╔══

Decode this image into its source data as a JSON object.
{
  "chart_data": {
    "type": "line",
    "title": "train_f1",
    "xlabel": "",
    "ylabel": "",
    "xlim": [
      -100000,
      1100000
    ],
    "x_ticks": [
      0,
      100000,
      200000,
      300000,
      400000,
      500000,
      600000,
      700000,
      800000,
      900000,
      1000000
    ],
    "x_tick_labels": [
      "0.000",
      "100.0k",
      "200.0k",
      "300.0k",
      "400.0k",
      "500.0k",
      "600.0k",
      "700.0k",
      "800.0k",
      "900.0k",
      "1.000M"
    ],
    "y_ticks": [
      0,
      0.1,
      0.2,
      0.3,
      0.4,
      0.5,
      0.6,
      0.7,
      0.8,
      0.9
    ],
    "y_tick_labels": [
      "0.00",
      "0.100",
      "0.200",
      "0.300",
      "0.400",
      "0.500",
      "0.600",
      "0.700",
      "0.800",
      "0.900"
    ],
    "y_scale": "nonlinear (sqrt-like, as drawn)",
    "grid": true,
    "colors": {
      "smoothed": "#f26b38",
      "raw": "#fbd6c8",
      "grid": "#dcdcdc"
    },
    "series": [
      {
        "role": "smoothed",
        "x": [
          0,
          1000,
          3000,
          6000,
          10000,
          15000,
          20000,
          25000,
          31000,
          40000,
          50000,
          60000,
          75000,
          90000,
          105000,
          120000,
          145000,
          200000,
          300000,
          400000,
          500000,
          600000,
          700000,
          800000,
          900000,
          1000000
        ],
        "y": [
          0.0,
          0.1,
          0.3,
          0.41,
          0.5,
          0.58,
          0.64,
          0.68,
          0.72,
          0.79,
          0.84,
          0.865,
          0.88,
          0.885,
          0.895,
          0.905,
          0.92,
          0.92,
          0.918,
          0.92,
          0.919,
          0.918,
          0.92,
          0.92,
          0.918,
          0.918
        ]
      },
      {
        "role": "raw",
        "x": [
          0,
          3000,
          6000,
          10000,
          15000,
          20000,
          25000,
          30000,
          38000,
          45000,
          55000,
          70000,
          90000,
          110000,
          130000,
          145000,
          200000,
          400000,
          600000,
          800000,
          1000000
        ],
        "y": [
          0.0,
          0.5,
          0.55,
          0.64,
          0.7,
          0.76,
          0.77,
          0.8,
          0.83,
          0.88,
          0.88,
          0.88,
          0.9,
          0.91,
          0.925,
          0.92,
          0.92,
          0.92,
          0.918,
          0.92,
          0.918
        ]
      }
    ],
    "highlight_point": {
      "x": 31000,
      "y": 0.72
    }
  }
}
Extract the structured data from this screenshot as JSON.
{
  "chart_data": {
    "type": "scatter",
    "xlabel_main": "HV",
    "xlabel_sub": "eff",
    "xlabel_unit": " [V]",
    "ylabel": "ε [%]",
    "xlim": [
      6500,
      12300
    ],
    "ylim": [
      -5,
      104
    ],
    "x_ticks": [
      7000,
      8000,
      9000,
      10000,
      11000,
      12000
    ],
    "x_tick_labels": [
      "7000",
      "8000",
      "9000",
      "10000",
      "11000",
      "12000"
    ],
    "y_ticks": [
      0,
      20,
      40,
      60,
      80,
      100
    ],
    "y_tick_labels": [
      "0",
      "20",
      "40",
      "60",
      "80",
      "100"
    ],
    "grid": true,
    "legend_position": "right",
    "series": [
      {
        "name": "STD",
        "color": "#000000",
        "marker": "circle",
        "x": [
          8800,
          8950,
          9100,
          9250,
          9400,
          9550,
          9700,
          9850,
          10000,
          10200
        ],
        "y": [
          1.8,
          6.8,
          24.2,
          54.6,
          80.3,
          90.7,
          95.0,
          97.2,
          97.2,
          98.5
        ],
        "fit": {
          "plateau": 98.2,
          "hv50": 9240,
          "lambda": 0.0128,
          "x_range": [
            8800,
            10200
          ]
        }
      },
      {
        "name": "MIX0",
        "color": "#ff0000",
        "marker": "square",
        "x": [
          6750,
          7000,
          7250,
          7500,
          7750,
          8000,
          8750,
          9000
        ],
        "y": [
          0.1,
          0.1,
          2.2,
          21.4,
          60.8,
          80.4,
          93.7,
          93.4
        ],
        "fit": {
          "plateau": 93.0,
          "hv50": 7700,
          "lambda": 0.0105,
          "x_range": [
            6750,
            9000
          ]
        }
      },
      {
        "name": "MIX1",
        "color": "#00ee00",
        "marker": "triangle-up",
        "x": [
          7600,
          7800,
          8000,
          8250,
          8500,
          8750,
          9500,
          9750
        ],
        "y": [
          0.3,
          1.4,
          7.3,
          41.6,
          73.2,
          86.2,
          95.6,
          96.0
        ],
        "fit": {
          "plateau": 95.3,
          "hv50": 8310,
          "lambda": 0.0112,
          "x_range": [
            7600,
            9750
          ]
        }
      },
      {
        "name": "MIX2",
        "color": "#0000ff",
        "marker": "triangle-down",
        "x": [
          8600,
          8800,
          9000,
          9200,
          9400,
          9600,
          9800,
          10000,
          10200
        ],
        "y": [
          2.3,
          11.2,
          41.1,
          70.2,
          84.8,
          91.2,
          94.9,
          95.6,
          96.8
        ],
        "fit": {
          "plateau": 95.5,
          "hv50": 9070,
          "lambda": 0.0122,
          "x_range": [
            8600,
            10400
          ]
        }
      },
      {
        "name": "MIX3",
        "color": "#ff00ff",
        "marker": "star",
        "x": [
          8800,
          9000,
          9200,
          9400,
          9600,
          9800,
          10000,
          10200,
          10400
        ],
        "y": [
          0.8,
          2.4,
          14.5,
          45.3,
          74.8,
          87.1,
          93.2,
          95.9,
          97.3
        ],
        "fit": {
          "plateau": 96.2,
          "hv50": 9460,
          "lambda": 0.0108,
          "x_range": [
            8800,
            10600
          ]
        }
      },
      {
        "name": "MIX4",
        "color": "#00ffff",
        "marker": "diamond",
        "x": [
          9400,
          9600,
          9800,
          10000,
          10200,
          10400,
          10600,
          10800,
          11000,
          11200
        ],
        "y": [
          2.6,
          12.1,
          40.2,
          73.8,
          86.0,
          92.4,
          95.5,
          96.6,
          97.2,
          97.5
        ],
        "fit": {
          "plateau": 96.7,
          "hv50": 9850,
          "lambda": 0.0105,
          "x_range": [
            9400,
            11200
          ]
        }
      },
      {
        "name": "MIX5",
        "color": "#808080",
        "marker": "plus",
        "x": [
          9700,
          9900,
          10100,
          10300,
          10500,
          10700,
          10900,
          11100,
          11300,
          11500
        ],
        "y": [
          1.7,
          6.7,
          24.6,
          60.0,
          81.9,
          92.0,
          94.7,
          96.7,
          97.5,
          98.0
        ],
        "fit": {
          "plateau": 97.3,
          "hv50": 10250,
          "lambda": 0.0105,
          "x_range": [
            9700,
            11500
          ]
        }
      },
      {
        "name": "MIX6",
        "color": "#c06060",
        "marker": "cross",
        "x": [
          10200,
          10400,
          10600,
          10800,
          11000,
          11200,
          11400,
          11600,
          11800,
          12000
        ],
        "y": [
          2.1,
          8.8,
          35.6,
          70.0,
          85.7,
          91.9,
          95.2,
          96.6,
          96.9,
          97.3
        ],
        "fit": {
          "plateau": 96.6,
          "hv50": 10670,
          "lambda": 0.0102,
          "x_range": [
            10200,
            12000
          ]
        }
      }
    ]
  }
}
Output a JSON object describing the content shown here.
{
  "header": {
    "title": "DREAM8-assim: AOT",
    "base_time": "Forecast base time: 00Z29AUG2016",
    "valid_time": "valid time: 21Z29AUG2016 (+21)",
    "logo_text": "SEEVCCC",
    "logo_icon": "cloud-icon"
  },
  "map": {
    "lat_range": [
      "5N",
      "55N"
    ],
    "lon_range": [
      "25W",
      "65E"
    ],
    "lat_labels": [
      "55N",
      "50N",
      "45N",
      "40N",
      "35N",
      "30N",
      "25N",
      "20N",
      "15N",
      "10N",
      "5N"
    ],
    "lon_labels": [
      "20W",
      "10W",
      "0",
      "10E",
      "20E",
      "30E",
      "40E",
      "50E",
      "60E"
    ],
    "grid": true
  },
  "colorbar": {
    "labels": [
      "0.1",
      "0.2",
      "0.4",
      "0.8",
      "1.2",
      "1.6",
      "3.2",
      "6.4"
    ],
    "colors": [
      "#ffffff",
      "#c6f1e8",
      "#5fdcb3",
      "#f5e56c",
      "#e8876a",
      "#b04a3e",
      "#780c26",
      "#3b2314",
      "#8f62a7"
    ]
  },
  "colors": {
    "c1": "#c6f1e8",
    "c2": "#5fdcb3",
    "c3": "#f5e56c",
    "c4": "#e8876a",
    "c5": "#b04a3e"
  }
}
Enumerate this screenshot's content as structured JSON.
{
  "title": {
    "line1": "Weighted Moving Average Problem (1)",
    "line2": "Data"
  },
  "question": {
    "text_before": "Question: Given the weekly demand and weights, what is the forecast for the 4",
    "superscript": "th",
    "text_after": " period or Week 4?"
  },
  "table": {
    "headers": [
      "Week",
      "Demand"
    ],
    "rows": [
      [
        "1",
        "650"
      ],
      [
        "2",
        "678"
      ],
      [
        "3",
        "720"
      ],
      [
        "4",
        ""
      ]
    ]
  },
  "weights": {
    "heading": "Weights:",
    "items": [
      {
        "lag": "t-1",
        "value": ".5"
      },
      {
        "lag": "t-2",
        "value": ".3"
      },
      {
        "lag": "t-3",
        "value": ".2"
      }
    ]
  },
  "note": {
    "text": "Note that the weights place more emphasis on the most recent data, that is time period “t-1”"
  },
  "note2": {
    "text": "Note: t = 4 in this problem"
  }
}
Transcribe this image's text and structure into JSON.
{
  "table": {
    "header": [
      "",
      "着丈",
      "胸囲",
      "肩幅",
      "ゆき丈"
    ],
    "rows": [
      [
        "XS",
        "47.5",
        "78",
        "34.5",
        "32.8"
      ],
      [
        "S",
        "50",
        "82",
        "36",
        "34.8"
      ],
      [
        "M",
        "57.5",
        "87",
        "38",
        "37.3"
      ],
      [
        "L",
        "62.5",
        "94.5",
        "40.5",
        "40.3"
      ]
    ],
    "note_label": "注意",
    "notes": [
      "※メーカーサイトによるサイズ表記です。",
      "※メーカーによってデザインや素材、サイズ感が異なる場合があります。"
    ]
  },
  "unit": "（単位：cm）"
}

╚══

SHORT TASK ▸
Output exactly the lines above, from the one holding "Transcribe this image's" through the end of the data, including the first and last.

PROBLEM SOLUTION ▸
Transcribe this image's text and structure into JSON.
{
  "table": {
    "header": [
      "",
      "着丈",
      "胸囲",
      "肩幅",
      "ゆき丈"
    ],
    "rows": [
      [
        "XS",
        "47.5",
        "78",
        "34.5",
        "32.8"
      ],
      [
        "S",
        "50",
        "82",
        "36",
        "34.8"
      ],
      [
        "M",
        "57.5",
        "87",
        "38",
        "37.3"
      ],
      [
        "L",
        "62.5",
        "94.5",
        "40.5",
        "40.3"
      ]
    ],
    "note_label": "注意",
    "notes": [
      "※メーカーサイトによるサイズ表記です。",
      "※メーカーによってデザインや素材、サイズ感が異なる場合があります。"
    ]
  },
  "unit": "（単位：cm）"
}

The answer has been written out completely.